* **Given information**
--*--

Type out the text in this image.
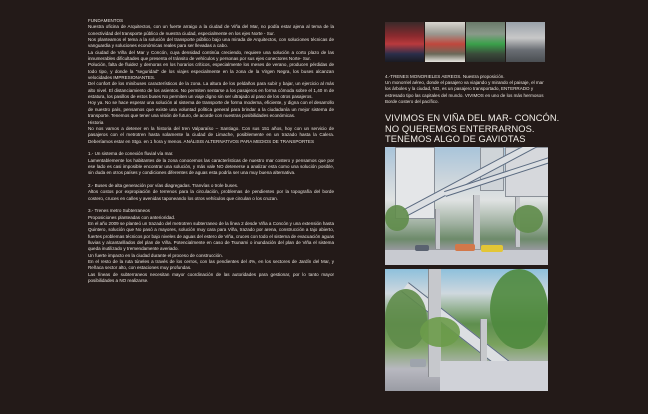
FUNDAMENTOS

Nuestra oficina de Arquitectos, con un fuerte arraigo a la ciudad de Viña del Mar, no podía estar ajena al tema de la conectividad del transporte público de nuestra ciudad, especialmente en los ejes Norte - Sur.

Nos planteamos el tema a la solución del transporte público bajo una mirada de Arquitectos, con soluciones técnicas de vanguardia y soluciones económicas reales para ser llevadas a cabo.

La ciudad de Viña del Mar y Concón, cuya densidad continúa creciendo, requiere una solución a corto plazo de las innumerables dificultades que presenta el tránsito de vehículos y personas por sus ejes conectores Norte- Sur.

Polución, falta de fluidez y demoras en los horarios críticos, especialmente los meses de verano, producen pérdidas de todo tipo, y donde la "seguridad" de los viajes especialmente en la zona de la Virgen Negra, los buses alcanzan velocidades IMPRESIONANTES.

Del confort de los minibuses característicos de la zona. La altura de los peldaños para subir y bajar, un ejercicio al más alto nivel. El distanciamiento de los asientos. No permiten sentarse a los pasajeros en forma cómoda sobre el 1,40 m de estatura, los pasillos de estos buses No permiten un viaje digno sin ser ultrajado al paso de los otros pasajeros.

Hoy ya. No se hace esperar una solución al sistema de transporte de forma moderna, eficiente, y digna con el desarrollo de nuestro país, pensamos que existe una voluntad política general para brindar a la ciudadanía un mejor sistema de transporte. Tenemos que tener una visión de futuro, de acorde con nuestras posibilidades económicas.

Historia

No nos vamos a detener en la historia del tren Valparaíso – Santiago. Con sus 151 años, hoy con un servicio de pasajeros con el metrotren hasta solamente la ciudad de Limache, posiblemente en un trazado hasta la Calera. Deberíamos estar en Stgo. en 1 hora y menos. ANÁLISIS ALTERNATIVOS PARA MEDIOS DE TRANSPORTES

1.- Un sistema de conexión fluvial vía mar.

Lamentablemente los habitantes de la zona conocemos las características de nuestro mar costero y pensamos que por ese lado es casi imposible encontrar una solución, y más vale NO detenerse a analizar esta como una solución posible, sin duda en otros países y condiciones diferentes de aguas esta podría ser una muy buena alternativa.

2.- Buses de alta generación por vías diagregadas. Tranvías o trole buses.

Altos costos por expropiación de terrenos para la circulación, problemas de pendientes por la topografía del borde costero, cruces en calles y avenidas taponeando los otros vehículos que circulan o los cruzan.

3.- Trenes metro Subterraneos

Proposiciones planteadas con anterioridad.

En el año 2009 se planteó un trazado del metrotren subterraneo de la línea 2 desde Viña a Concón y una extensión hasta Quintero, solución que No pasó a mayores, solución muy cara para Viña, trazado por arena, construcción a tajo abierto, fuertes problemas técnicos por bajo niveles de aguas del estero de Viña, cruces con todo el sistema de evacuación aguas lluvias y alcantarillados del plan de Viña. Potencialmente en caso de Tsunami o inundación del plan de Viña el sistema queda inutilizado y tremendamente averiado.

Un fuerte impacto en la ciudad durante el proceso de construcción.

En el resto de la ruta túneles a través de los cerros, con las pendientes del 4%, en los sectores de Jardín del Mar, y Reñaca sector alto, con estaciones muy profundas.

Las líneas de subterraneos necesitan mayor coordinación de las autoridades para gestionar, por lo tanto mayor posibilidades a NO realizarse.

4.-TRENES MONORIELES AEREOS. Nuestra proposición.

Un monorriel aéreo, donde el pasajero va viajando y mirando el paisaje, el mar los árboles y la ciudad, NO, es un pasajero transportado, ENTERRADO y estresado tipo las capitales del mundo. VIVIMOS en uno de los más hermosos Borde costero del pacífico.

VIVIMOS EN VIÑA DEL MAR- CONCÓN.
NO QUEREMOS ENTERRARNOS.
TENEMOS ALGO DE GAVIOTAS
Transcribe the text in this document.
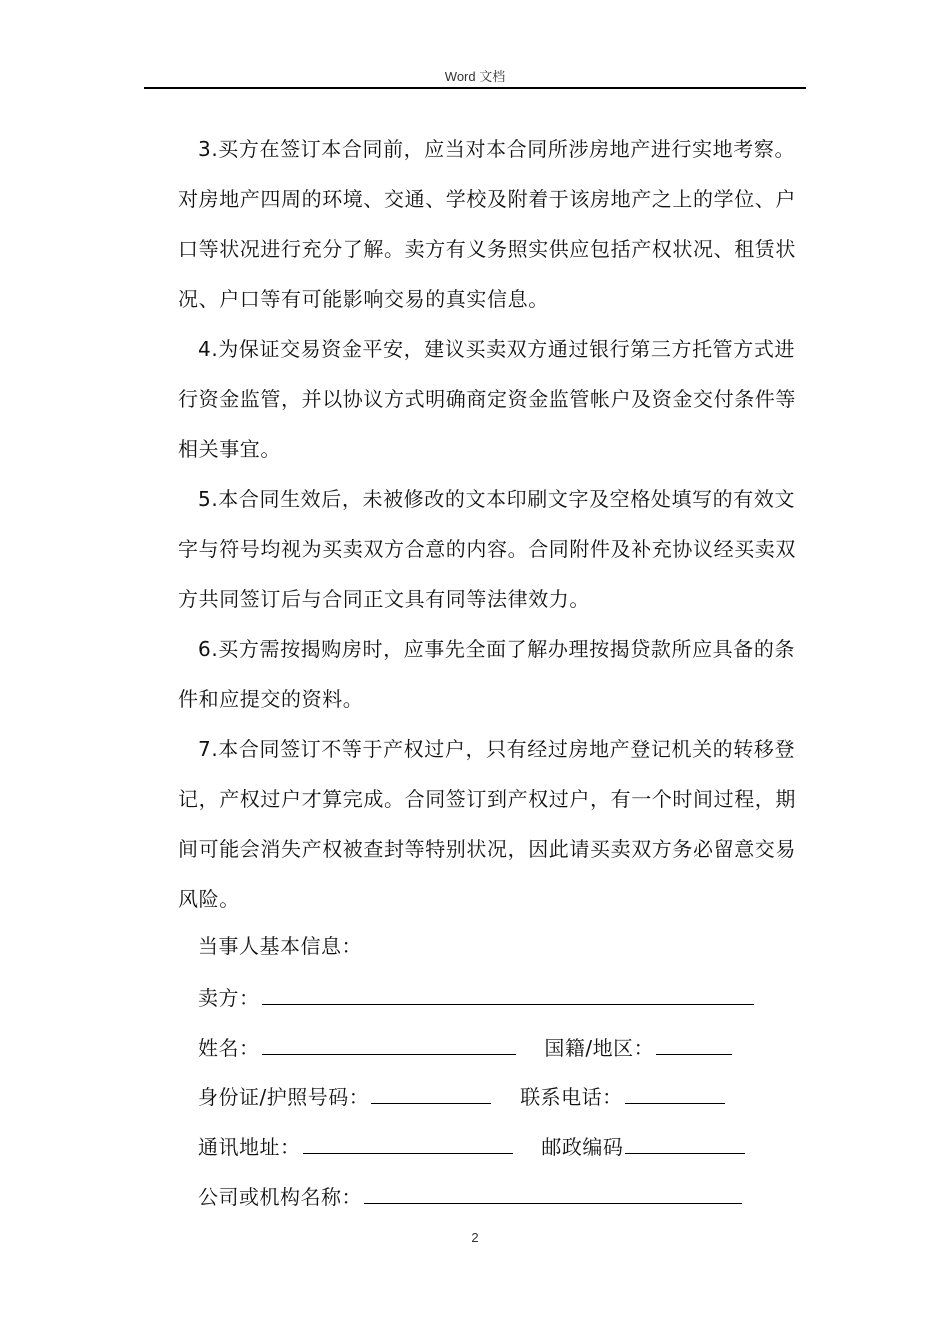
Word 文档

3.买方在签订本合同前，应当对本合同所涉房地产进行实地考察。对房地产四周的环境、交通、学校及附着于该房地产之上的学位、户口等状况进行充分了解。卖方有义务照实供应包括产权状况、租赁状况、户口等有可能影响交易的真实信息。

4.为保证交易资金平安，建议买卖双方通过银行第三方托管方式进行资金监管，并以协议方式明确商定资金监管帐户及资金交付条件等相关事宜。

5.本合同生效后，未被修改的文本印刷文字及空格处填写的有效文字与符号均视为买卖双方合意的内容。合同附件及补充协议经买卖双方共同签订后与合同正文具有同等法律效力。

6.买方需按揭购房时，应事先全面了解办理按揭贷款所应具备的条件和应提交的资料。

7.本合同签订不等于产权过户，只有经过房地产登记机关的转移登记，产权过户才算完成。合同签订到产权过户，有一个时间过程，期间可能会消失产权被查封等特别状况，因此请买卖双方务必留意交易风险。

当事人基本信息：
卖方：
姓名：	国籍/地区：
身份证/护照号码：	联系电话：
通讯地址：	邮政编码
公司或机构名称：
2
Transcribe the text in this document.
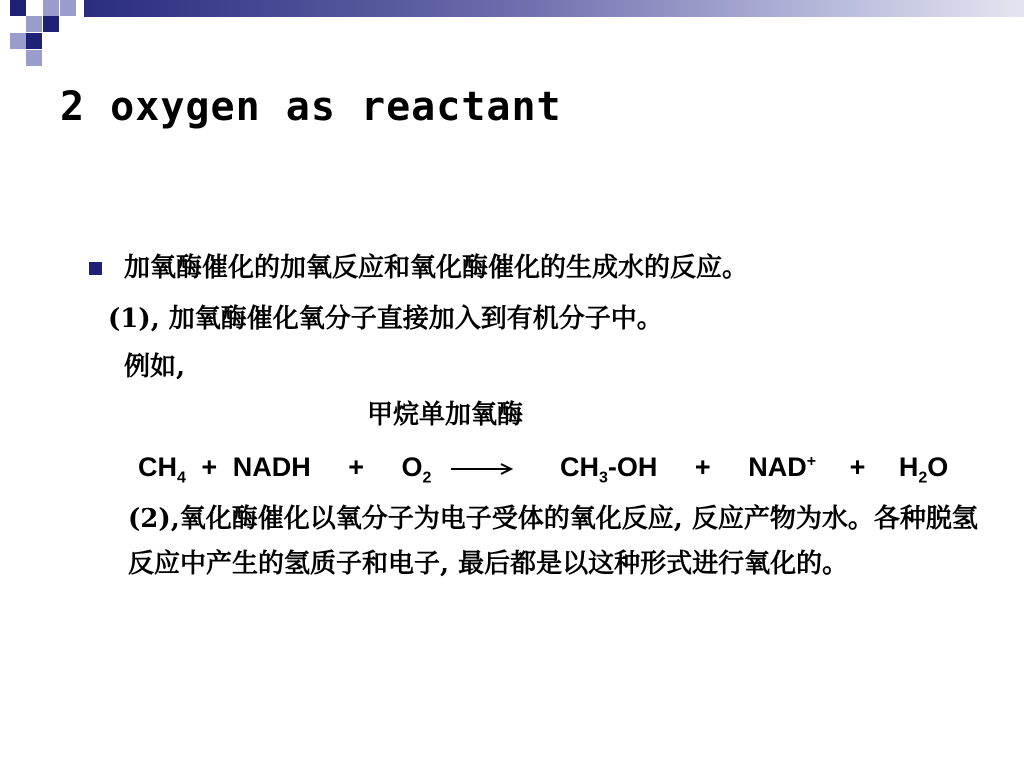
2 oxygen as reactant
加氧酶催化的加氧反应和氧化酶催化的生成水的反应。
(1), 加氧酶催化氧分子直接加入到有机分子中。
例如,
甲烷单加氧酶
$CH_4$ + NADH + $O_2$	$CH_3-OH + NAD^+ + H_2O$
(2),氧化酶催化以氧分子为电子受体的氧化反应, 反应产物为水。各种脱氢反应中产生的氢质子和电子, 最后都是以这种形式进行氧化的。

--*--

Repeat the records above exactly, leaving out the pictures.

* **Answer to this exercise**
Type out the text in this image.
FUNDAMENTOS

Nuestra oficina de Arquitectos, con un fuerte arraigo a la ciudad de Viña del Mar, no podía estar ajena al tema de la conectividad del transporte público de nuestra ciudad, especialmente en los ejes Norte - Sur.

Nos planteamos el tema a la solución del transporte público bajo una mirada de Arquitectos, con soluciones técnicas de vanguardia y soluciones económicas reales para ser llevadas a cabo.

La ciudad de Viña del Mar y Concón, cuya densidad continúa creciendo, requiere una solución a corto plazo de las innumerables dificultades que presenta el tránsito de vehículos y personas por sus ejes conectores Norte- Sur.

Polución, falta de fluidez y demoras en los horarios críticos, especialmente los meses de verano, producen pérdidas de todo tipo, y donde la "seguridad" de los viajes especialmente en la zona de la Virgen Negra, los buses alcanzan velocidades IMPRESIONANTES.

Del confort de los minibuses característicos de la zona. La altura de los peldaños para subir y bajar, un ejercicio al más alto nivel. El distanciamiento de los asientos. No permiten sentarse a los pasajeros en forma cómoda sobre el 1,40 m de estatura, los pasillos de estos buses No permiten un viaje digno sin ser ultrajado al paso de los otros pasajeros.

Hoy ya. No se hace esperar una solución al sistema de transporte de forma moderna, eficiente, y digna con el desarrollo de nuestro país, pensamos que existe una voluntad política general para brindar a la ciudadanía un mejor sistema de transporte. Tenemos que tener una visión de futuro, de acorde con nuestras posibilidades económicas.

Historia

No nos vamos a detener en la historia del tren Valparaíso – Santiago. Con sus 151 años, hoy con un servicio de pasajeros con el metrotren hasta solamente la ciudad de Limache, posiblemente en un trazado hasta la Calera. Deberíamos estar en Stgo. en 1 hora y menos. ANÁLISIS ALTERNATIVOS PARA MEDIOS DE TRANSPORTES

1.- Un sistema de conexión fluvial vía mar.

Lamentablemente los habitantes de la zona conocemos las características de nuestro mar costero y pensamos que por ese lado es casi imposible encontrar una solución, y más vale NO detenerse a analizar esta como una solución posible, sin duda en otros países y condiciones diferentes de aguas esta podría ser una muy buena alternativa.

2.- Buses de alta generación por vías diagregadas. Tranvías o trole buses.

Altos costos por expropiación de terrenos para la circulación, problemas de pendientes por la topografía del borde costero, cruces en calles y avenidas taponeando los otros vehículos que circulan o los cruzan.

3.- Trenes metro Subterraneos

Proposiciones planteadas con anterioridad.

En el año 2009 se planteó un trazado del metrotren subterraneo de la línea 2 desde Viña a Concón y una extensión hasta Quintero, solución que No pasó a mayores, solución muy cara para Viña, trazado por arena, construcción a tajo abierto, fuertes problemas técnicos por bajo niveles de aguas del estero de Viña, cruces con todo el sistema de evacuación aguas lluvias y alcantarillados del plan de Viña. Potencialmente en caso de Tsunami o inundación del plan de Viña el sistema queda inutilizado y tremendamente averiado.

Un fuerte impacto en la ciudad durante el proceso de construcción.

En el resto de la ruta túneles a través de los cerros, con las pendientes del 4%, en los sectores de Jardín del Mar, y Reñaca sector alto, con estaciones muy profundas.

Las líneas de subterraneos necesitan mayor coordinación de las autoridades para gestionar, por lo tanto mayor posibilidades a NO realizarse.

4.-TRENES MONORIELES AEREOS. Nuestra proposición.

Un monorriel aéreo, donde el pasajero va viajando y mirando el paisaje, el mar los árboles y la ciudad, NO, es un pasajero transportado, ENTERRADO y estresado tipo las capitales del mundo. VIVIMOS en uno de los más hermosos Borde costero del pacífico.

VIVIMOS EN VIÑA DEL MAR- CONCÓN.
NO QUEREMOS ENTERRARNOS.
TENEMOS ALGO DE GAVIOTAS
Transcribe the text in this document.
Word 文档

3.买方在签订本合同前，应当对本合同所涉房地产进行实地考察。对房地产四周的环境、交通、学校及附着于该房地产之上的学位、户口等状况进行充分了解。卖方有义务照实供应包括产权状况、租赁状况、户口等有可能影响交易的真实信息。

4.为保证交易资金平安，建议买卖双方通过银行第三方托管方式进行资金监管，并以协议方式明确商定资金监管帐户及资金交付条件等相关事宜。

5.本合同生效后，未被修改的文本印刷文字及空格处填写的有效文字与符号均视为买卖双方合意的内容。合同附件及补充协议经买卖双方共同签订后与合同正文具有同等法律效力。

6.买方需按揭购房时，应事先全面了解办理按揭贷款所应具备的条件和应提交的资料。

7.本合同签订不等于产权过户，只有经过房地产登记机关的转移登记，产权过户才算完成。合同签订到产权过户，有一个时间过程，期间可能会消失产权被查封等特别状况，因此请买卖双方务必留意交易风险。

当事人基本信息：
卖方：
姓名：	国籍/地区：
身份证/护照号码：	联系电话：
通讯地址：	邮政编码
公司或机构名称：
2
Transcribe the text in this document.
2 oxygen as reactant
加氧酶催化的加氧反应和氧化酶催化的生成水的反应。
(1), 加氧酶催化氧分子直接加入到有机分子中。
例如,
甲烷单加氧酶
$CH_4$ + NADH + $O_2$	$CH_3-OH + NAD^+ + H_2O$
(2),氧化酶催化以氧分子为电子受体的氧化反应, 反应产物为水。各种脱氢反应中产生的氢质子和电子, 最后都是以这种形式进行氧化的。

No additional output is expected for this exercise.